### Exercise requirements
Return each line of the material verbatim.

### Exercise materials
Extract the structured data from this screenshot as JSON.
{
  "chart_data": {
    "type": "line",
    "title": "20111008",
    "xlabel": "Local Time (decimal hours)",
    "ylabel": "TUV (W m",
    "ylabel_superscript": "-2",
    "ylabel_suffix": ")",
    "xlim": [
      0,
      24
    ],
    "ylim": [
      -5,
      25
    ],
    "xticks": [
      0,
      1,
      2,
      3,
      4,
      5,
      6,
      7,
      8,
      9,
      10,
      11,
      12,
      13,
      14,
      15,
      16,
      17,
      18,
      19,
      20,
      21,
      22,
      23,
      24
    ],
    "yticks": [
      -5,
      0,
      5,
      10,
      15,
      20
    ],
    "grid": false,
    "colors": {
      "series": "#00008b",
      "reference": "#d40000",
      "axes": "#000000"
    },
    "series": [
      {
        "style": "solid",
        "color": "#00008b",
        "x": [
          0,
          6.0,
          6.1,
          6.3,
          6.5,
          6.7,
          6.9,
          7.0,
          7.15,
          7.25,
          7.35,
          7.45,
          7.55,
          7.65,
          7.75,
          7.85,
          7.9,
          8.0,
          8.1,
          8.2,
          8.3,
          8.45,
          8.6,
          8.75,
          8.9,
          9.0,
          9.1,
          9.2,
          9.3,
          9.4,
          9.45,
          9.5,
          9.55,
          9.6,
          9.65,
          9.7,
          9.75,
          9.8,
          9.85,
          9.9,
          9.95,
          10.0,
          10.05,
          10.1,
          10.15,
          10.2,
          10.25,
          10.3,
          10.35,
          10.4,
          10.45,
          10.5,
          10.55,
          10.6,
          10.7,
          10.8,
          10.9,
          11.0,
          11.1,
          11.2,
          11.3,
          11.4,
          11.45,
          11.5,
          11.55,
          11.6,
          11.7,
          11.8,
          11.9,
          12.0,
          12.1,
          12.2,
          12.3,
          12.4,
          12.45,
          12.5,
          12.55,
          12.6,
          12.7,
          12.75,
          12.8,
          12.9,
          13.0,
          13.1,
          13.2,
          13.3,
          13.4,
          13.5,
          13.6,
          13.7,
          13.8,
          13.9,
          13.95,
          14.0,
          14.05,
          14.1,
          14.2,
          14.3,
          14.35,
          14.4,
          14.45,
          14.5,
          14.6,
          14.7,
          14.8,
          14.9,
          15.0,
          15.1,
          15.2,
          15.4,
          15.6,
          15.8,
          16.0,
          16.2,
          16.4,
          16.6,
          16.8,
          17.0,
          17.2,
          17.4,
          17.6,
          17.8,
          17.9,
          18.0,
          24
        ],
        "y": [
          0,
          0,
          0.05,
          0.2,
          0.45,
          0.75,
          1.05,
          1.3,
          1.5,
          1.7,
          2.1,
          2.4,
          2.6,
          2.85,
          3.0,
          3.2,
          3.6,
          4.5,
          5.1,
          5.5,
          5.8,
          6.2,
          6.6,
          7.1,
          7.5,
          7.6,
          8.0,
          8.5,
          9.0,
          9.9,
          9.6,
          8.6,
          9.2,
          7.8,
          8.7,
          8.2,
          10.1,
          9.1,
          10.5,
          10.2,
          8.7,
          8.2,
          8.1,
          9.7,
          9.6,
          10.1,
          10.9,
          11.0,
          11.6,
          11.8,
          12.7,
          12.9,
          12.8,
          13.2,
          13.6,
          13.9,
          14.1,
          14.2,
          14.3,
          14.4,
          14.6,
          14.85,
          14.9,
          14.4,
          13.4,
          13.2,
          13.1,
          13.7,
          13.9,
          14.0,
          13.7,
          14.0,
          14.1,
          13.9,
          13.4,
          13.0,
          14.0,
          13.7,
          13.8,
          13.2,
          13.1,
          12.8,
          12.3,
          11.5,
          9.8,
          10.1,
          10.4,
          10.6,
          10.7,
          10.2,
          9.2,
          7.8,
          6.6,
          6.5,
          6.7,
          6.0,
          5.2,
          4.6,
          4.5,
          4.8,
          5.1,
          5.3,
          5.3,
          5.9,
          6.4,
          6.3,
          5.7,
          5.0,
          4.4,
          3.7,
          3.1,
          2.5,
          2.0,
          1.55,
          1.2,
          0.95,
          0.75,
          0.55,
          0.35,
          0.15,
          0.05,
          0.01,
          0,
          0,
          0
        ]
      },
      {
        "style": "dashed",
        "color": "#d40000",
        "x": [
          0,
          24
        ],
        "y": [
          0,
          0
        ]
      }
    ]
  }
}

### Full solution
Extract the structured data from this screenshot as JSON.
{
  "chart_data": {
    "type": "line",
    "title": "20111008",
    "xlabel": "Local Time (decimal hours)",
    "ylabel": "TUV (W m",
    "ylabel_superscript": "-2",
    "ylabel_suffix": ")",
    "xlim": [
      0,
      24
    ],
    "ylim": [
      -5,
      25
    ],
    "xticks": [
      0,
      1,
      2,
      3,
      4,
      5,
      6,
      7,
      8,
      9,
      10,
      11,
      12,
      13,
      14,
      15,
      16,
      17,
      18,
      19,
      20,
      21,
      22,
      23,
      24
    ],
    "yticks": [
      -5,
      0,
      5,
      10,
      15,
      20
    ],
    "grid": false,
    "colors": {
      "series": "#00008b",
      "reference": "#d40000",
      "axes": "#000000"
    },
    "series": [
      {
        "style": "solid",
        "color": "#00008b",
        "x": [
          0,
          6.0,
          6.1,
          6.3,
          6.5,
          6.7,
          6.9,
          7.0,
          7.15,
          7.25,
          7.35,
          7.45,
          7.55,
          7.65,
          7.75,
          7.85,
          7.9,
          8.0,
          8.1,
          8.2,
          8.3,
          8.45,
          8.6,
          8.75,
          8.9,
          9.0,
          9.1,
          9.2,
          9.3,
          9.4,
          9.45,
          9.5,
          9.55,
          9.6,
          9.65,
          9.7,
          9.75,
          9.8,
          9.85,
          9.9,
          9.95,
          10.0,
          10.05,
          10.1,
          10.15,
          10.2,
          10.25,
          10.3,
          10.35,
          10.4,
          10.45,
          10.5,
          10.55,
          10.6,
          10.7,
          10.8,
          10.9,
          11.0,
          11.1,
          11.2,
          11.3,
          11.4,
          11.45,
          11.5,
          11.55,
          11.6,
          11.7,
          11.8,
          11.9,
          12.0,
          12.1,
          12.2,
          12.3,
          12.4,
          12.45,
          12.5,
          12.55,
          12.6,
          12.7,
          12.75,
          12.8,
          12.9,
          13.0,
          13.1,
          13.2,
          13.3,
          13.4,
          13.5,
          13.6,
          13.7,
          13.8,
          13.9,
          13.95,
          14.0,
          14.05,
          14.1,
          14.2,
          14.3,
          14.35,
          14.4,
          14.45,
          14.5,
          14.6,
          14.7,
          14.8,
          14.9,
          15.0,
          15.1,
          15.2,
          15.4,
          15.6,
          15.8,
          16.0,
          16.2,
          16.4,
          16.6,
          16.8,
          17.0,
          17.2,
          17.4,
          17.6,
          17.8,
          17.9,
          18.0,
          24
        ],
        "y": [
          0,
          0,
          0.05,
          0.2,
          0.45,
          0.75,
          1.05,
          1.3,
          1.5,
          1.7,
          2.1,
          2.4,
          2.6,
          2.85,
          3.0,
          3.2,
          3.6,
          4.5,
          5.1,
          5.5,
          5.8,
          6.2,
          6.6,
          7.1,
          7.5,
          7.6,
          8.0,
          8.5,
          9.0,
          9.9,
          9.6,
          8.6,
          9.2,
          7.8,
          8.7,
          8.2,
          10.1,
          9.1,
          10.5,
          10.2,
          8.7,
          8.2,
          8.1,
          9.7,
          9.6,
          10.1,
          10.9,
          11.0,
          11.6,
          11.8,
          12.7,
          12.9,
          12.8,
          13.2,
          13.6,
          13.9,
          14.1,
          14.2,
          14.3,
          14.4,
          14.6,
          14.85,
          14.9,
          14.4,
          13.4,
          13.2,
          13.1,
          13.7,
          13.9,
          14.0,
          13.7,
          14.0,
          14.1,
          13.9,
          13.4,
          13.0,
          14.0,
          13.7,
          13.8,
          13.2,
          13.1,
          12.8,
          12.3,
          11.5,
          9.8,
          10.1,
          10.4,
          10.6,
          10.7,
          10.2,
          9.2,
          7.8,
          6.6,
          6.5,
          6.7,
          6.0,
          5.2,
          4.6,
          4.5,
          4.8,
          5.1,
          5.3,
          5.3,
          5.9,
          6.4,
          6.3,
          5.7,
          5.0,
          4.4,
          3.7,
          3.1,
          2.5,
          2.0,
          1.55,
          1.2,
          0.95,
          0.75,
          0.55,
          0.35,
          0.15,
          0.05,
          0.01,
          0,
          0,
          0
        ]
      },
      {
        "style": "dashed",
        "color": "#d40000",
        "x": [
          0,
          24
        ],
        "y": [
          0,
          0
        ]
      }
    ]
  }
}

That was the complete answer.